====== RECORDS FOR PROCESSING ======

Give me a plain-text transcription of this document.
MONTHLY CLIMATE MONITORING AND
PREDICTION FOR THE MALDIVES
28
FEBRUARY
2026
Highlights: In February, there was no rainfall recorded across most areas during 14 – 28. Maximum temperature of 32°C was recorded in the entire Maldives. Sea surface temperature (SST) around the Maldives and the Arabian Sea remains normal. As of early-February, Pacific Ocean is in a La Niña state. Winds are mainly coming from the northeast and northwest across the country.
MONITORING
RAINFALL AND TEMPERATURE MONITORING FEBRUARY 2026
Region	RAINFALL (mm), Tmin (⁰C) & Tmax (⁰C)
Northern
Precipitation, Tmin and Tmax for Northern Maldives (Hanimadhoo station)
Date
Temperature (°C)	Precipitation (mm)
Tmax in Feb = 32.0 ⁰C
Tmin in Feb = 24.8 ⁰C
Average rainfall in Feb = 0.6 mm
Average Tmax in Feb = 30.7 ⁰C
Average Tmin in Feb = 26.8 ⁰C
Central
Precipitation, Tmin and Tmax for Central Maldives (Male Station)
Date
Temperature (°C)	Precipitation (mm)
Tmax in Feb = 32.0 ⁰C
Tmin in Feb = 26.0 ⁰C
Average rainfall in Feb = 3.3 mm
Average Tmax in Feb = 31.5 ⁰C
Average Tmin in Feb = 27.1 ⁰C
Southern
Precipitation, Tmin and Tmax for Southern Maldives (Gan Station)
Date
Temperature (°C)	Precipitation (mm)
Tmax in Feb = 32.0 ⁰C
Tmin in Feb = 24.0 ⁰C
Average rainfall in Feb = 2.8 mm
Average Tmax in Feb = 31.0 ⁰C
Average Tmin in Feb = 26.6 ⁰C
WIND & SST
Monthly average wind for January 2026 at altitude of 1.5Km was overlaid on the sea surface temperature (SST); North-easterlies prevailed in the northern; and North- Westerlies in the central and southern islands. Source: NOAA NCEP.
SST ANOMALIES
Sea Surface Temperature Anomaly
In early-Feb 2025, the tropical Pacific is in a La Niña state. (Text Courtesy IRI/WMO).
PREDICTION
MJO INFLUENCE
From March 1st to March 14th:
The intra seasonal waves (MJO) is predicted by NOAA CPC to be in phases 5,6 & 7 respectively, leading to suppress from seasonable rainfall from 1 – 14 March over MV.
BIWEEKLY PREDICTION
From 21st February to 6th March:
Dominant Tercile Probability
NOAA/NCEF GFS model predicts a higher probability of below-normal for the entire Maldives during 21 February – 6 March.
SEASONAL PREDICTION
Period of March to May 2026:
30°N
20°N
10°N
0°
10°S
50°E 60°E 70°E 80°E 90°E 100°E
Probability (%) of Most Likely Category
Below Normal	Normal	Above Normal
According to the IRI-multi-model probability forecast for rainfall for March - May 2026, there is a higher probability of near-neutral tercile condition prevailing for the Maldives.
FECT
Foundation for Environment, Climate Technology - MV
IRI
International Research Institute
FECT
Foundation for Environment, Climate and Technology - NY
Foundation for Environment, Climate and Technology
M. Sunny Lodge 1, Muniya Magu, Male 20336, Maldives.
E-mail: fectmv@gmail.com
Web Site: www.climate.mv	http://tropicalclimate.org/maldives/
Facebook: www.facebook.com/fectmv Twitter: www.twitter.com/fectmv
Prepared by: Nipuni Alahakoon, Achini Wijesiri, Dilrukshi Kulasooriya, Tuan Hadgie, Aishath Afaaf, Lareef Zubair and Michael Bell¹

======

## EXERCISE
Copy out each record from above, exactly.

## FULL ANSWER
Give me a plain-text transcription of this document.
MONTHLY CLIMATE MONITORING AND
PREDICTION FOR THE MALDIVES
28
FEBRUARY
2026
Highlights: In February, there was no rainfall recorded across most areas during 14 – 28. Maximum temperature of 32°C was recorded in the entire Maldives. Sea surface temperature (SST) around the Maldives and the Arabian Sea remains normal. As of early-February, Pacific Ocean is in a La Niña state. Winds are mainly coming from the northeast and northwest across the country.
MONITORING
RAINFALL AND TEMPERATURE MONITORING FEBRUARY 2026
Region	RAINFALL (mm), Tmin (⁰C) & Tmax (⁰C)
Northern
Precipitation, Tmin and Tmax for Northern Maldives (Hanimadhoo station)
Date
Temperature (°C)	Precipitation (mm)
Tmax in Feb = 32.0 ⁰C
Tmin in Feb = 24.8 ⁰C
Average rainfall in Feb = 0.6 mm
Average Tmax in Feb = 30.7 ⁰C
Average Tmin in Feb = 26.8 ⁰C
Central
Precipitation, Tmin and Tmax for Central Maldives (Male Station)
Date
Temperature (°C)	Precipitation (mm)
Tmax in Feb = 32.0 ⁰C
Tmin in Feb = 26.0 ⁰C
Average rainfall in Feb = 3.3 mm
Average Tmax in Feb = 31.5 ⁰C
Average Tmin in Feb = 27.1 ⁰C
Southern
Precipitation, Tmin and Tmax for Southern Maldives (Gan Station)
Date
Temperature (°C)	Precipitation (mm)
Tmax in Feb = 32.0 ⁰C
Tmin in Feb = 24.0 ⁰C
Average rainfall in Feb = 2.8 mm
Average Tmax in Feb = 31.0 ⁰C
Average Tmin in Feb = 26.6 ⁰C
WIND & SST
Monthly average wind for January 2026 at altitude of 1.5Km was overlaid on the sea surface temperature (SST); North-easterlies prevailed in the northern; and North- Westerlies in the central and southern islands. Source: NOAA NCEP.
SST ANOMALIES
Sea Surface Temperature Anomaly
In early-Feb 2025, the tropical Pacific is in a La Niña state. (Text Courtesy IRI/WMO).
PREDICTION
MJO INFLUENCE
From March 1st to March 14th:
The intra seasonal waves (MJO) is predicted by NOAA CPC to be in phases 5,6 & 7 respectively, leading to suppress from seasonable rainfall from 1 – 14 March over MV.
BIWEEKLY PREDICTION
From 21st February to 6th March:
Dominant Tercile Probability
NOAA/NCEF GFS model predicts a higher probability of below-normal for the entire Maldives during 21 February – 6 March.
SEASONAL PREDICTION
Period of March to May 2026:
30°N
20°N
10°N
0°
10°S
50°E 60°E 70°E 80°E 90°E 100°E
Probability (%) of Most Likely Category
Below Normal	Normal	Above Normal
According to the IRI-multi-model probability forecast for rainfall for March - May 2026, there is a higher probability of near-neutral tercile condition prevailing for the Maldives.
FECT
Foundation for Environment, Climate Technology - MV
IRI
International Research Institute
FECT
Foundation for Environment, Climate and Technology - NY
Foundation for Environment, Climate and Technology
M. Sunny Lodge 1, Muniya Magu, Male 20336, Maldives.
E-mail: fectmv@gmail.com
Web Site: www.climate.mv	http://tropicalclimate.org/maldives/
Facebook: www.facebook.com/fectmv Twitter: www.twitter.com/fectmv
Prepared by: Nipuni Alahakoon, Achini Wijesiri, Dilrukshi Kulasooriya, Tuan Hadgie, Aishath Afaaf, Lareef Zubair and Michael Bell¹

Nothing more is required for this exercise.